_TEXT SECTION:_
# Vibrosaw



## Davyboy (13 Aug 2010)

Hi,
I'm pretty new to scrollsaws, but thought I'd try one, as I make small hardwood & brass ornamental models etc. I recently bought an 'Aeropiccola Vibro' electromagnetic scroll saw on eBay for less than £20, & it works beautifully on the sort of materials I use, (usually hardwoods up to 1/2" thick) Does anyone else have one of these or a similar machine, & how do they compare with the bigger ones such as the Hegner etc.? And I know I've asked this question before, but how do I go about posting a photo on here?


----------



## SteveWR (7 Sep 2010)

Hi Davyboy,

Have used 2 Aeropiccola's (one spare!) for about 13 years for fine detail in 4mm birch ply using No.1 wood blades (25 TPI).

Also have a Hegner 2S (16 yrs from new) with variable speed & footswitch which is used on 19mm hardwoods with high blade tension. This has required bearing replacement twice & rear tension rod three times, both relatively cheap and easy to do & to be expected with many years hard work. Although expensive, the Hegner is well engineered, quiet and just gets on with it!
For the Hegner I buy Olson PGT (No.9RG) direct from www.scrollit.com in the USA (about half UK price). Cut edge need no further finishing.

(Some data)
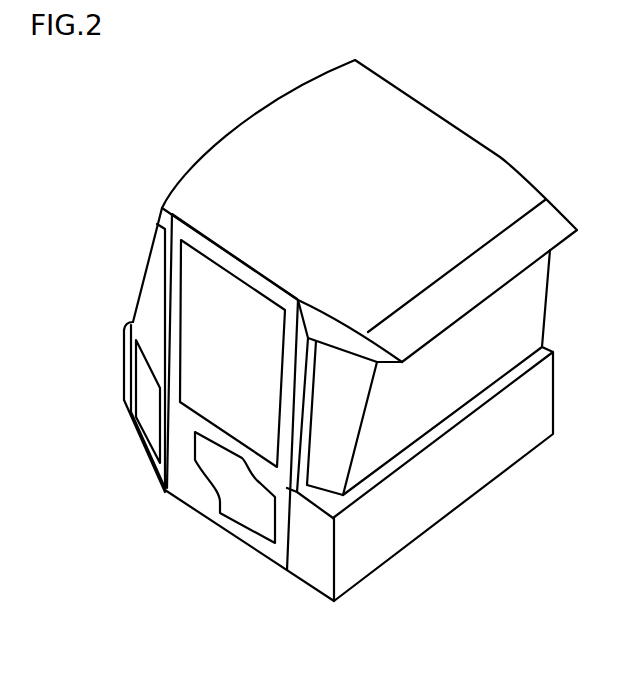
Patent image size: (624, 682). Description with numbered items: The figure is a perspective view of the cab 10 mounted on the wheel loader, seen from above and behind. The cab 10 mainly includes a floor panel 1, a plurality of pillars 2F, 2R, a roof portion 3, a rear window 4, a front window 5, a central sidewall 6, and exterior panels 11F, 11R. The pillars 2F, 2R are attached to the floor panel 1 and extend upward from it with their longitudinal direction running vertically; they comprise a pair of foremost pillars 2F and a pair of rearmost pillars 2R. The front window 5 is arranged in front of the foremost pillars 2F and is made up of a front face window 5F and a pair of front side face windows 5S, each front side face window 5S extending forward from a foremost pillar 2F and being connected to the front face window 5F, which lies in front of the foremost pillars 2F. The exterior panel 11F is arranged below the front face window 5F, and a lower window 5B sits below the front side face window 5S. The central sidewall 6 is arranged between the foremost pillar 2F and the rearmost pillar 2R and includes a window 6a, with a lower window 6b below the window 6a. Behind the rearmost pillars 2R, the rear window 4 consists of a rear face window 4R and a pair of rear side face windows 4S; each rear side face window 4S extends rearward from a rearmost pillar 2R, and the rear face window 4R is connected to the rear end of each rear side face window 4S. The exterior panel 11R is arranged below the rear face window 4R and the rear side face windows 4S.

The cab 10 is at (419, 81).
The roof portion 3 is at (417, 141).
The front window 5 is at (95, 231).
The front face window 5F is at (147, 245).
The front side face window 5S is at (160, 275).
The foremost pillar 2F is at (177, 297).
The exterior panel 11F is at (125, 328).
The lower window 5B is at (148, 411).
The floor panel 1 is at (163, 483).
The central sidewall 6 is at (213, 371).
The window 6a is at (228, 303).
The lower window 6b is at (230, 484).
The rearmost pillar 2R is at (298, 388).
The rear side face window 4S is at (309, 505).
The rear face window 4R is at (392, 419).
The rear window 4 is at (390, 624).
The exterior panel 11R is at (450, 478).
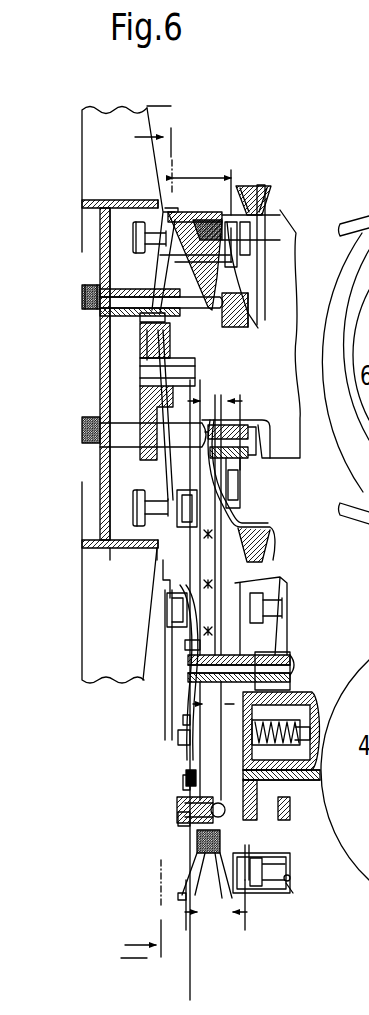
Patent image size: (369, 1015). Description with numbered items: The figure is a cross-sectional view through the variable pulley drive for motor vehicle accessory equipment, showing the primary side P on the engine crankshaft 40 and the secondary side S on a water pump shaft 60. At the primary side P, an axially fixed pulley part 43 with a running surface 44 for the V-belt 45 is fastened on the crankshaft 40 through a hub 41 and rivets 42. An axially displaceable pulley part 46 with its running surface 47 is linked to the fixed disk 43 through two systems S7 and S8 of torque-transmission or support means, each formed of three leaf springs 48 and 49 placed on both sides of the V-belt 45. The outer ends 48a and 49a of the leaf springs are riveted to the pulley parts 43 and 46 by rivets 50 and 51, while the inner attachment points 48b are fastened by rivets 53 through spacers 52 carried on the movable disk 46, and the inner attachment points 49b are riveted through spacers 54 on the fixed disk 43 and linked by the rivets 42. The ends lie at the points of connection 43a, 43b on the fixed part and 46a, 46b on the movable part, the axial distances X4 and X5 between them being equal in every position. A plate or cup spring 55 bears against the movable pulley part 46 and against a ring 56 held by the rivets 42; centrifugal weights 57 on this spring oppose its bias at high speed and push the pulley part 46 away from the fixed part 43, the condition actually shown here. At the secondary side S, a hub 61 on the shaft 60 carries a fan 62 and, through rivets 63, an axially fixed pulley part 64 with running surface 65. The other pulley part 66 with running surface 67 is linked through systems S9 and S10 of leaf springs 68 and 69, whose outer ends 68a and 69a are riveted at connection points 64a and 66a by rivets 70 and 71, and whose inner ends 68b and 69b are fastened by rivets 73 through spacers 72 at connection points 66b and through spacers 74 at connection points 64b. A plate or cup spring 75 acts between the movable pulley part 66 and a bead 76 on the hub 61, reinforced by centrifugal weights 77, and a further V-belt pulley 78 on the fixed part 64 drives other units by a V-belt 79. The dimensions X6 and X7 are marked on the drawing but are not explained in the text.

The crankshaft 40 is at (307, 718).
The hub 41 is at (302, 782).
The rivets 42 is at (190, 648).
The axially fixed pulley part 43 is at (182, 888).
The points of connection 43a is at (173, 637).
The points of connection 43b is at (213, 663).
The running surface 44 is at (184, 895).
The V-belt 45 is at (200, 222).
The axially displaceable pulley part 46 is at (250, 893).
The points of connection 46a is at (236, 900).
The points of connection 46b is at (188, 778).
The running surface 47 is at (233, 855).
The leaf springs 48 is at (187, 719).
The attachment points or ends 48a is at (167, 626).
The attachment points 48b is at (177, 736).
The leaf springs 49 is at (290, 679).
The attachment points or ends 49a is at (249, 900).
The attachment points 49b is at (224, 668).
The rivets 50 is at (180, 608).
The rivets 51 is at (289, 884).
The spacers 52 is at (192, 827).
The rivets 53 is at (187, 805).
The spacers 54 is at (202, 686).
The plate or cup spring 55 is at (288, 888).
The ring 56 is at (287, 658).
The centrifugal weights 57 is at (267, 601).
The water pump shaft 60 is at (167, 373).
The hub 61 is at (147, 350).
The fan 62 is at (108, 243).
The rivets 63 is at (92, 308).
The axially fixed pulley part 64 is at (178, 272).
The points of connection 64a is at (250, 322).
The points of connection 64b is at (102, 288).
The running surface 65 is at (213, 232).
The axially movable pulley part 66 is at (187, 268).
The points of connection 66a is at (217, 510).
The points of connection 66b is at (140, 447).
The running surface 67 is at (160, 207).
The leaf springs 68 is at (240, 258).
The attachment points or ends 68a is at (243, 250).
The attachment points 68b is at (242, 462).
The leaf springs 69 is at (200, 273).
The attachment points or ends 69a is at (180, 545).
The attachment points or ends 69b is at (147, 313).
The rivets 70 is at (238, 240).
The rivets 71 is at (126, 547).
The spacers 72 is at (247, 457).
The rivets 73 is at (248, 441).
The spacers 74 is at (203, 330).
The plate or cup spring 75 is at (136, 222).
The bead 76 is at (141, 340).
The centrifugal weights 77 is at (120, 213).
The V-belt pulley 78 is at (264, 193).
The V-belt 79 is at (252, 185).
The secondary side S is at (84, 374).
The system of torque-transmission means S7 is at (190, 690).
The system of torque-transmission means S8 is at (260, 836).
The system of torque-transmission means S9 is at (253, 274).
The system of torque-transmission means S10 is at (177, 331).
The primary side P is at (134, 814).
The axial distance X4 is at (213, 706).
The axial distance X5 is at (216, 905).
The dimension X6 is at (202, 180).
The dimension X7 is at (215, 427).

_REQUIRED WORK:_ Carry the scroll saw forum thread forward, starting right after its final sentence.

_RESPONSE BELOW:_
SteveWR


----------



## Davyboy (10 Sep 2010)

Hi Steve, you live quite near to me I see. Interesting that you have a couple of aeropiccola saws. I've never owned a larger machine so I don't know how they compare, so your comments are quite useful to me. At the moment I don't need anything any bigger, but it does seem that of the bigger, motorised machines, the Hegner seems to be the one to have.

When I received my Aeropiccola it had been damaged in the post & one of the cast aluminium legs had snapped off, but I have managed to repair it by fixing a triangular piece of ply to the bottom, using the electromagnet housing screws & it works OK. May look into the Hegner range & see what's on offer.

Thanks for your reply.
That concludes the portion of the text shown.